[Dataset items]
○ ○ ○ ○

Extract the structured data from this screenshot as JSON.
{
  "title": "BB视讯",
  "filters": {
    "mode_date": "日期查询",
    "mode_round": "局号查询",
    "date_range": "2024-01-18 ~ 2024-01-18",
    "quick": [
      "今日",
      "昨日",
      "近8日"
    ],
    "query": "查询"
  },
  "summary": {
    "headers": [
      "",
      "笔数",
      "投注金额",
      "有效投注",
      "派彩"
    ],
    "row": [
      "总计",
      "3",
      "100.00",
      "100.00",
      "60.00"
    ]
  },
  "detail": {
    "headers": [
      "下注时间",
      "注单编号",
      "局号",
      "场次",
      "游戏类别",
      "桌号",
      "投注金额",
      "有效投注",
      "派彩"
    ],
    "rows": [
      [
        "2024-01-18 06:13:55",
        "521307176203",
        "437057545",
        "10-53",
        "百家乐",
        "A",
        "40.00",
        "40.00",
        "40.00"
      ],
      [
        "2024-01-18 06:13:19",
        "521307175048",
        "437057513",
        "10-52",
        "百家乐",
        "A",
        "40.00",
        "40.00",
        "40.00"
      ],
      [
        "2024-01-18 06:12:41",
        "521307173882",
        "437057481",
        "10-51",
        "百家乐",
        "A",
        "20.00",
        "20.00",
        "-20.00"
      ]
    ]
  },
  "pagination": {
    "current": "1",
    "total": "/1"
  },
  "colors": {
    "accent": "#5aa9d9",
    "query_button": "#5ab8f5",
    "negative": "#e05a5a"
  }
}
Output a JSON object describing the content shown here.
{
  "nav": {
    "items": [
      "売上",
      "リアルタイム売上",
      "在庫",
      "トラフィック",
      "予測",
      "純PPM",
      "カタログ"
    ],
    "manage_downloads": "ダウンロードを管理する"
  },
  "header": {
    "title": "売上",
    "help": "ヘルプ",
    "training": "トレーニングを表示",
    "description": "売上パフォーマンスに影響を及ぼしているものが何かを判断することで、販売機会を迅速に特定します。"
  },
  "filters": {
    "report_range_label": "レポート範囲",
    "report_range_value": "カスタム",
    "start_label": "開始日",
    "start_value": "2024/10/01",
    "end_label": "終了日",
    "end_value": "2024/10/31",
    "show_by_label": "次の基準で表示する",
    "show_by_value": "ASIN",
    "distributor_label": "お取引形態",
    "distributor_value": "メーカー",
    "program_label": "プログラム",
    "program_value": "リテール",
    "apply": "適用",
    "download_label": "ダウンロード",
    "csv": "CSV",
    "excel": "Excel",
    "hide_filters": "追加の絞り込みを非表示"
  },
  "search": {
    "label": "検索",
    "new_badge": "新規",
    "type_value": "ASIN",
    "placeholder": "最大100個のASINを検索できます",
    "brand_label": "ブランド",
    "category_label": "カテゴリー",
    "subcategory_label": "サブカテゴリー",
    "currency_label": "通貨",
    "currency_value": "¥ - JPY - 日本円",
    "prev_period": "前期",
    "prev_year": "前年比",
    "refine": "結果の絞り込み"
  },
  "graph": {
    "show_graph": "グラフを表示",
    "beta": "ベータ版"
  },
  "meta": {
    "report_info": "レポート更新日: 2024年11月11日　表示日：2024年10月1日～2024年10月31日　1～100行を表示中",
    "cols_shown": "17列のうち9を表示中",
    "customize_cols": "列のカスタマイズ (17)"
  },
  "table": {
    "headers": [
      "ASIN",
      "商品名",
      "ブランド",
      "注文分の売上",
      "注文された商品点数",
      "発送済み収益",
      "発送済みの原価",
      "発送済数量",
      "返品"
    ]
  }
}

○ ○ ○ ○

▸ **WRITTEN REQUEST**
Repeat every line of the data, exactly and in full.

▸ **CORRECT OUTPUT**
Extract the structured data from this screenshot as JSON.
{
  "title": "BB视讯",
  "filters": {
    "mode_date": "日期查询",
    "mode_round": "局号查询",
    "date_range": "2024-01-18 ~ 2024-01-18",
    "quick": [
      "今日",
      "昨日",
      "近8日"
    ],
    "query": "查询"
  },
  "summary": {
    "headers": [
      "",
      "笔数",
      "投注金额",
      "有效投注",
      "派彩"
    ],
    "row": [
      "总计",
      "3",
      "100.00",
      "100.00",
      "60.00"
    ]
  },
  "detail": {
    "headers": [
      "下注时间",
      "注单编号",
      "局号",
      "场次",
      "游戏类别",
      "桌号",
      "投注金额",
      "有效投注",
      "派彩"
    ],
    "rows": [
      [
        "2024-01-18 06:13:55",
        "521307176203",
        "437057545",
        "10-53",
        "百家乐",
        "A",
        "40.00",
        "40.00",
        "40.00"
      ],
      [
        "2024-01-18 06:13:19",
        "521307175048",
        "437057513",
        "10-52",
        "百家乐",
        "A",
        "40.00",
        "40.00",
        "40.00"
      ],
      [
        "2024-01-18 06:12:41",
        "521307173882",
        "437057481",
        "10-51",
        "百家乐",
        "A",
        "20.00",
        "20.00",
        "-20.00"
      ]
    ]
  },
  "pagination": {
    "current": "1",
    "total": "/1"
  },
  "colors": {
    "accent": "#5aa9d9",
    "query_button": "#5ab8f5",
    "negative": "#e05a5a"
  }
}
Output a JSON object describing the content shown here.
{
  "nav": {
    "items": [
      "売上",
      "リアルタイム売上",
      "在庫",
      "トラフィック",
      "予測",
      "純PPM",
      "カタログ"
    ],
    "manage_downloads": "ダウンロードを管理する"
  },
  "header": {
    "title": "売上",
    "help": "ヘルプ",
    "training": "トレーニングを表示",
    "description": "売上パフォーマンスに影響を及ぼしているものが何かを判断することで、販売機会を迅速に特定します。"
  },
  "filters": {
    "report_range_label": "レポート範囲",
    "report_range_value": "カスタム",
    "start_label": "開始日",
    "start_value": "2024/10/01",
    "end_label": "終了日",
    "end_value": "2024/10/31",
    "show_by_label": "次の基準で表示する",
    "show_by_value": "ASIN",
    "distributor_label": "お取引形態",
    "distributor_value": "メーカー",
    "program_label": "プログラム",
    "program_value": "リテール",
    "apply": "適用",
    "download_label": "ダウンロード",
    "csv": "CSV",
    "excel": "Excel",
    "hide_filters": "追加の絞り込みを非表示"
  },
  "search": {
    "label": "検索",
    "new_badge": "新規",
    "type_value": "ASIN",
    "placeholder": "最大100個のASINを検索できます",
    "brand_label": "ブランド",
    "category_label": "カテゴリー",
    "subcategory_label": "サブカテゴリー",
    "currency_label": "通貨",
    "currency_value": "¥ - JPY - 日本円",
    "prev_period": "前期",
    "prev_year": "前年比",
    "refine": "結果の絞り込み"
  },
  "graph": {
    "show_graph": "グラフを表示",
    "beta": "ベータ版"
  },
  "meta": {
    "report_info": "レポート更新日: 2024年11月11日　表示日：2024年10月1日～2024年10月31日　1～100行を表示中",
    "cols_shown": "17列のうち9を表示中",
    "customize_cols": "列のカスタマイズ (17)"
  },
  "table": {
    "headers": [
      "ASIN",
      "商品名",
      "ブランド",
      "注文分の売上",
      "注文された商品点数",
      "発送済み収益",
      "発送済みの原価",
      "発送済数量",
      "返品"
    ]
  }
}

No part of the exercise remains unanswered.